Copy out, from the entries below, each line holding the string "document".
+===+
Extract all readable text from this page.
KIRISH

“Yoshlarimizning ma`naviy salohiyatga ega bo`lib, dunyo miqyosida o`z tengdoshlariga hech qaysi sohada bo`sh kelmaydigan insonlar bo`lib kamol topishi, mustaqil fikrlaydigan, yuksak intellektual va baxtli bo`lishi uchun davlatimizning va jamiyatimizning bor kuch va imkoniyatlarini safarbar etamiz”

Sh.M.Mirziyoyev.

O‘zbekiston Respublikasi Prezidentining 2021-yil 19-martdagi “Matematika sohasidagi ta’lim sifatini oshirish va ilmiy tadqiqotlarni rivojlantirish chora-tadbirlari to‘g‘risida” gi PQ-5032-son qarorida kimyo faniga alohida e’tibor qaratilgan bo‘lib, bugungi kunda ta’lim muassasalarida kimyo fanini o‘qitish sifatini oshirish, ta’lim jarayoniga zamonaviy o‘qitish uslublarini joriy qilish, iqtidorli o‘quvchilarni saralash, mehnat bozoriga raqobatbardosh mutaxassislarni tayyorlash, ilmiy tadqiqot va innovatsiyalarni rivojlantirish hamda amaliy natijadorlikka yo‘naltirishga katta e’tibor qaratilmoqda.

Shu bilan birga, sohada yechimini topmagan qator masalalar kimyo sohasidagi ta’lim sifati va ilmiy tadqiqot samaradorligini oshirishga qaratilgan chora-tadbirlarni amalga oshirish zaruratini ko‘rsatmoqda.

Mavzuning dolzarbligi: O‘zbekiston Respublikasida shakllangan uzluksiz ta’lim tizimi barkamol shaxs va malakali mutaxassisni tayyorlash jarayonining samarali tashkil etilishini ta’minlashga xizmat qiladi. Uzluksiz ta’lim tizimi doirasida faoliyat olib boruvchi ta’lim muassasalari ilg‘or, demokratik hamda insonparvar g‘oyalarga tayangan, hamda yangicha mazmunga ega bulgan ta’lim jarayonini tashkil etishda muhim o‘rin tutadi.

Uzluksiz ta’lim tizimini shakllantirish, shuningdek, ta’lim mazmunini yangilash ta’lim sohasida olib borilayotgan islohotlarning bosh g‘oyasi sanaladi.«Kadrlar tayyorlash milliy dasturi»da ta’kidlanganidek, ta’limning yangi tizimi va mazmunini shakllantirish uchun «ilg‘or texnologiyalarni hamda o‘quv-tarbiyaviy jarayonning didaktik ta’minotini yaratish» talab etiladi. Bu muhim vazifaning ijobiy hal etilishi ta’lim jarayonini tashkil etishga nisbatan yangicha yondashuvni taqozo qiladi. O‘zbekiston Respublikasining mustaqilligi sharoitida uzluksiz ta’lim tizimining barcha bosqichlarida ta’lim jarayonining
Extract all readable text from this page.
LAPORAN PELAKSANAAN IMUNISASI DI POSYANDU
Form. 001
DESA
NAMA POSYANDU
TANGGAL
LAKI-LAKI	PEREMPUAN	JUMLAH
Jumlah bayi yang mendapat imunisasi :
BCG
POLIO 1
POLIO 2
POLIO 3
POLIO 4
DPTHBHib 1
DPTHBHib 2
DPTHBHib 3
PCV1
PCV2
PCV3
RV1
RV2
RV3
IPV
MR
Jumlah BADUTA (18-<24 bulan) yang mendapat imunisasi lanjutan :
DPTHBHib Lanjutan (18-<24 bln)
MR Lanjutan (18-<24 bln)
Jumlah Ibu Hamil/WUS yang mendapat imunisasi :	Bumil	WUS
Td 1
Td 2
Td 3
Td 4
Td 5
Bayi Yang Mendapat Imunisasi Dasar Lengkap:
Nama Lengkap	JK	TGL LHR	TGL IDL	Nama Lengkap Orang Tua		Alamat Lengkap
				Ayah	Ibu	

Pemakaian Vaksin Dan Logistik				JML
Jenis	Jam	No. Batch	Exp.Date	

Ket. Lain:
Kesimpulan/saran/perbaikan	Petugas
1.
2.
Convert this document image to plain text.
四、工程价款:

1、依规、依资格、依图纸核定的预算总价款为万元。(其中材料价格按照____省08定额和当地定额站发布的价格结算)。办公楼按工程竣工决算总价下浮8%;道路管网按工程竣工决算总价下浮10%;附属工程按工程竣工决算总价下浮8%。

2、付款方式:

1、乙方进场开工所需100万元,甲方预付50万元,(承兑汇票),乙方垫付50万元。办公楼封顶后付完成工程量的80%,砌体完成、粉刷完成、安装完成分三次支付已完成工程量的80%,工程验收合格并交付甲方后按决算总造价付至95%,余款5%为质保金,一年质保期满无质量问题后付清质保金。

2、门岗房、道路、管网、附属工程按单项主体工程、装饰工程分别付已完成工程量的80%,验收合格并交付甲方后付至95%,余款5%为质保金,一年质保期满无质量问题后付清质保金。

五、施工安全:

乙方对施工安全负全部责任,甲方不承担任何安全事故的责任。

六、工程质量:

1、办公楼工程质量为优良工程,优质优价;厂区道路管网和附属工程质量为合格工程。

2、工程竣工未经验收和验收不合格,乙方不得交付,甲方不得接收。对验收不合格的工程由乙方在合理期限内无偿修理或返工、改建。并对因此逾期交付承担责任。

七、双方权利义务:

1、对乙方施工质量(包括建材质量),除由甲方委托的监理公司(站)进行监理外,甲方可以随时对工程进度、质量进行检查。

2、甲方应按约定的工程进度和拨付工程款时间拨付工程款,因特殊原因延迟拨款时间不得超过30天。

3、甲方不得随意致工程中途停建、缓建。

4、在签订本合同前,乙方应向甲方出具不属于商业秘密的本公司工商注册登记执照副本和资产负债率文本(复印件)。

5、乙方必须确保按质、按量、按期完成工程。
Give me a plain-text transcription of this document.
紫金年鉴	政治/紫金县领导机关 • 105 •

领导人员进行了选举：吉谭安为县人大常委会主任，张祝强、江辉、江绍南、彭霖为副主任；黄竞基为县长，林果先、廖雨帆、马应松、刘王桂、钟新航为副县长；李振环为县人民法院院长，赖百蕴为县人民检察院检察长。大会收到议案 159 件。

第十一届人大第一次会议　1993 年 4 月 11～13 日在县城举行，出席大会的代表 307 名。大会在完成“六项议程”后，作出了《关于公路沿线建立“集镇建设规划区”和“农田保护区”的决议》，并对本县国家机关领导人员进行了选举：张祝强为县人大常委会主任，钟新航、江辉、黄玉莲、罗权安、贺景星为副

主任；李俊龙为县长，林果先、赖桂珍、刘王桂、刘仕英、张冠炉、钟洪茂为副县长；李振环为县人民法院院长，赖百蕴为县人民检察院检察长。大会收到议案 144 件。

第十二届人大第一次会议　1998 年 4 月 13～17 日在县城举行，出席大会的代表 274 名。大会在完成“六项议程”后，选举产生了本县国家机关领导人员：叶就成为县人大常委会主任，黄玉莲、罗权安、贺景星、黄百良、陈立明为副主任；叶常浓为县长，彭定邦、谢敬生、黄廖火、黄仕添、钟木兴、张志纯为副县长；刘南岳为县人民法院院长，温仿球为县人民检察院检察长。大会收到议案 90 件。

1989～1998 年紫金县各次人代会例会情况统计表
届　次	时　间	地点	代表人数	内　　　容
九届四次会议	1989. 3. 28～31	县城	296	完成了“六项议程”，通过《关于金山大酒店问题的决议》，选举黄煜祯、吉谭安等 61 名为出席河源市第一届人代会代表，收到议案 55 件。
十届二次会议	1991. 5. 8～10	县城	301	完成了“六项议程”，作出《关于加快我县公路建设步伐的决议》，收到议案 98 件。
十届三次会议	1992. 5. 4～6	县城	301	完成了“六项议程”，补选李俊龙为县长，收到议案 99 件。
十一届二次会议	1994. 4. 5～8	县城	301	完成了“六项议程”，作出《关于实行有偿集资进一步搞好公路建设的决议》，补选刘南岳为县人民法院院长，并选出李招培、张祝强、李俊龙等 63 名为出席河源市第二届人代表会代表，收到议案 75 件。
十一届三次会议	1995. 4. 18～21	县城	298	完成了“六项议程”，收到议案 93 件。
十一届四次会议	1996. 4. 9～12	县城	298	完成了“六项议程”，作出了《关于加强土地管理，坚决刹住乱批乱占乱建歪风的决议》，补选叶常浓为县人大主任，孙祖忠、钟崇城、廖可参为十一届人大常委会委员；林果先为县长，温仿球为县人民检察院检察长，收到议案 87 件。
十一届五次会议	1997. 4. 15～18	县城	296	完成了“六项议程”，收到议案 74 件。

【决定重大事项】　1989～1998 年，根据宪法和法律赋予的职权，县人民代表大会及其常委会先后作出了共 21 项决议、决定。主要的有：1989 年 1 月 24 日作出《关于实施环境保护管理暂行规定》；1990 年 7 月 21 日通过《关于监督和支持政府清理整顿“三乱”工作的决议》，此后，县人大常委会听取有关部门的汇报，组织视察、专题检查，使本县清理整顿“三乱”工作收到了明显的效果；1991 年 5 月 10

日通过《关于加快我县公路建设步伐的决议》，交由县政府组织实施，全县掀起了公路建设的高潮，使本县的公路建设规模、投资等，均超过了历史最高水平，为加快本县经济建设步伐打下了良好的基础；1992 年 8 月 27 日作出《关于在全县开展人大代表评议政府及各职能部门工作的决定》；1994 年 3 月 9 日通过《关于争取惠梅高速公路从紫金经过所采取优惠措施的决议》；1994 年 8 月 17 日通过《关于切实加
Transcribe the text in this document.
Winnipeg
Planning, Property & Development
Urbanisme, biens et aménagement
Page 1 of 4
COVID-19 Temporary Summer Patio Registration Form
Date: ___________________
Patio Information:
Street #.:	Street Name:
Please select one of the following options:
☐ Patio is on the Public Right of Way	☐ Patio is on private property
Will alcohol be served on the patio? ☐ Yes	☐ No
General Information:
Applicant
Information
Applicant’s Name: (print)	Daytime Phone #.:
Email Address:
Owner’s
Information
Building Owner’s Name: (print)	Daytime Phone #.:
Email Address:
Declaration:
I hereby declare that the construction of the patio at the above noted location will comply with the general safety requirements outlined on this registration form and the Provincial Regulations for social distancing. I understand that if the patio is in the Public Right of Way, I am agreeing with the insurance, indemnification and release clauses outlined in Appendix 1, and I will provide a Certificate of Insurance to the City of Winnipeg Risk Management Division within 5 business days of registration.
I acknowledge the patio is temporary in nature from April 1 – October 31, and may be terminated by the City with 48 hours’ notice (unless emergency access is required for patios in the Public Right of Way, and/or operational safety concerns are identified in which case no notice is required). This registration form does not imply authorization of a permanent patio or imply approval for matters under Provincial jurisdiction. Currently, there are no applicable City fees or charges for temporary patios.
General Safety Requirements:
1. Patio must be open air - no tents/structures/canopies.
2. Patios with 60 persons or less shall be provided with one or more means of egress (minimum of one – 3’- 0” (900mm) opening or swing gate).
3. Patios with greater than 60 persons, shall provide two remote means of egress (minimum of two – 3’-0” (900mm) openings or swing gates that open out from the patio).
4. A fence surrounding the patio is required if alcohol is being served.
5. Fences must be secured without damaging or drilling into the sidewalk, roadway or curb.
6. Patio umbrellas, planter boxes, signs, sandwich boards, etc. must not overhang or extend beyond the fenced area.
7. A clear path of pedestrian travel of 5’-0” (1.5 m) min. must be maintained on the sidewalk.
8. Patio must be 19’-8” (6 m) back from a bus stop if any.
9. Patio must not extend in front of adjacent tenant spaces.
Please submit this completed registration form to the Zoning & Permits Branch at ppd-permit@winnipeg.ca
+===+
_SOLVED PROBLEM_
Convert this document image to plain text.
Give me a plain-text transcription of this document.
Transcribe the text in this document.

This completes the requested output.